Data items:
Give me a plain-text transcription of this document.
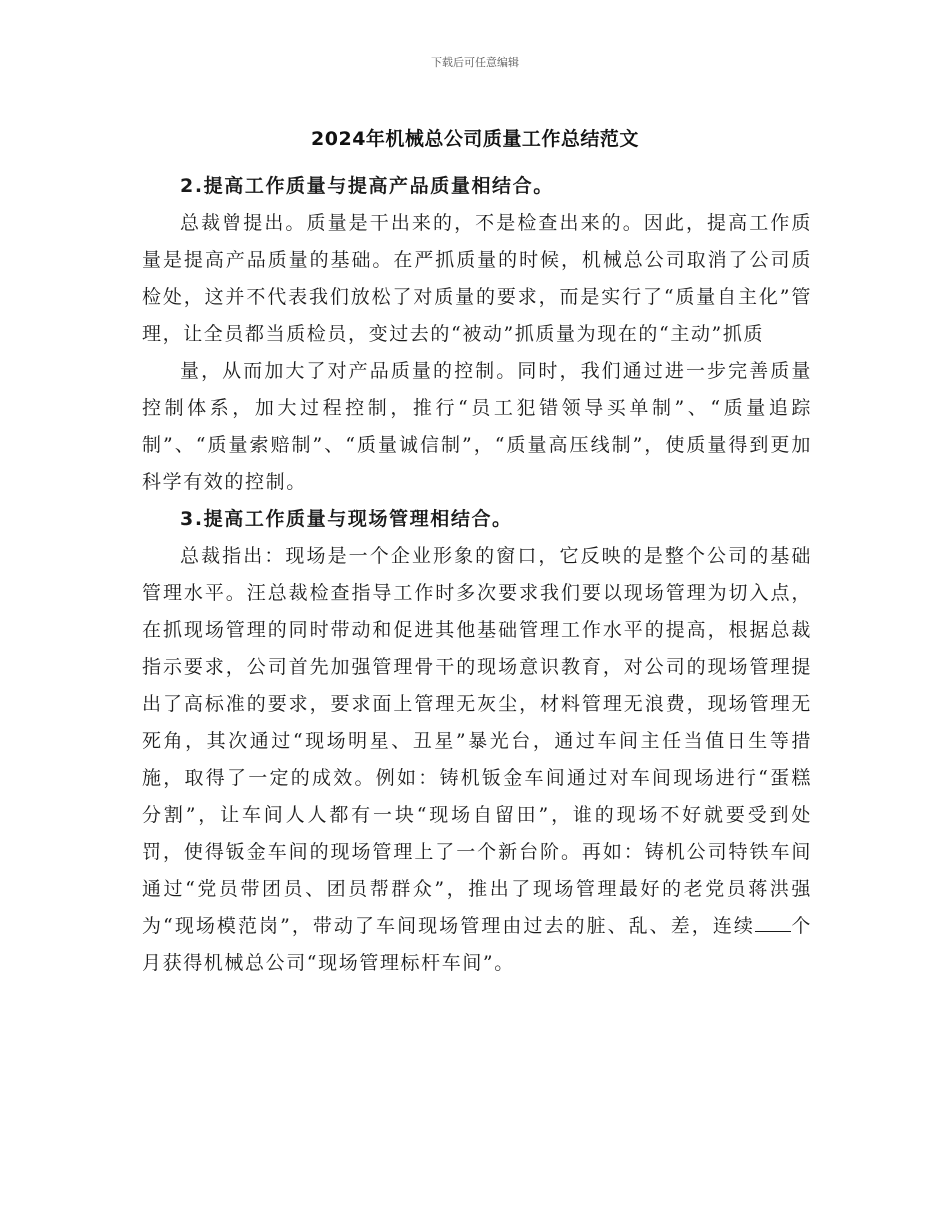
下载后可任意编辑
2024年机械总公司质量工作总结范文
2.提高工作质量与提高产品质量相结合。

总裁曾提出。质量是干出来的，不是检查出来的。因此，提高工作质量是提高产品质量的基础。在严抓质量的时候，机械总公司取消了公司质检处，这并不代表我们放松了对质量的要求，而是实行了“质量自主化”管理，让全员都当质检员，变过去的“被动”抓质量为现在的“主动”抓质

量，从而加大了对产品质量的控制。同时，我们通过进一步完善质量控制体系，加大过程控制，推行“员工犯错领导买单制”、“质量追踪制”、“质量索赔制”、“质量诚信制”，“质量高压线制”，使质量得到更加科学有效的控制。

3.提高工作质量与现场管理相结合。

总裁指出：现场是一个企业形象的窗口，它反映的是整个公司的基础管理水平。汪总裁检查指导工作时多次要求我们要以现场管理为切入点，在抓现场管理的同时带动和促进其他基础管理工作水平的提高，根据总裁指示要求，公司首先加强管理骨干的现场意识教育，对公司的现场管理提出了高标准的要求，要求面上管理无灰尘，材料管理无浪费，现场管理无死角，其次通过“现场明星、丑星”暴光台，通过车间主任当值日生等措施，取得了一定的成效。例如：铸机钣金车间通过对车间现场进行“蛋糕分割”，让车间人人都有一块“现场自留田”，谁的现场不好就要受到处罚，使得钣金车间的现场管理上了一个新台阶。再如：铸机公司特铁车间通过“党员带团员、团员帮群众”，推出了现场管理最好的老党员蒋洪强为“现场模范岗”，带动了车间现场管理由过去的脏、乱、差，连续 个月获得机械总公司“现场管理标杆车间”。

* WHAT IS NEEDED *
Without including any pictures, please restate all the records exactly.

* CORRECT OUTPUT *
Give me a plain-text transcription of this document.
下载后可任意编辑
2024年机械总公司质量工作总结范文
2.提高工作质量与提高产品质量相结合。

总裁曾提出。质量是干出来的，不是检查出来的。因此，提高工作质量是提高产品质量的基础。在严抓质量的时候，机械总公司取消了公司质检处，这并不代表我们放松了对质量的要求，而是实行了“质量自主化”管理，让全员都当质检员，变过去的“被动”抓质量为现在的“主动”抓质

量，从而加大了对产品质量的控制。同时，我们通过进一步完善质量控制体系，加大过程控制，推行“员工犯错领导买单制”、“质量追踪制”、“质量索赔制”、“质量诚信制”，“质量高压线制”，使质量得到更加科学有效的控制。

3.提高工作质量与现场管理相结合。

总裁指出：现场是一个企业形象的窗口，它反映的是整个公司的基础管理水平。汪总裁检查指导工作时多次要求我们要以现场管理为切入点，在抓现场管理的同时带动和促进其他基础管理工作水平的提高，根据总裁指示要求，公司首先加强管理骨干的现场意识教育，对公司的现场管理提出了高标准的要求，要求面上管理无灰尘，材料管理无浪费，现场管理无死角，其次通过“现场明星、丑星”暴光台，通过车间主任当值日生等措施，取得了一定的成效。例如：铸机钣金车间通过对车间现场进行“蛋糕分割”，让车间人人都有一块“现场自留田”，谁的现场不好就要受到处罚，使得钣金车间的现场管理上了一个新台阶。再如：铸机公司特铁车间通过“党员带团员、团员帮群众”，推出了现场管理最好的老党员蒋洪强为“现场模范岗”，带动了车间现场管理由过去的脏、乱、差，连续 个月获得机械总公司“现场管理标杆车间”。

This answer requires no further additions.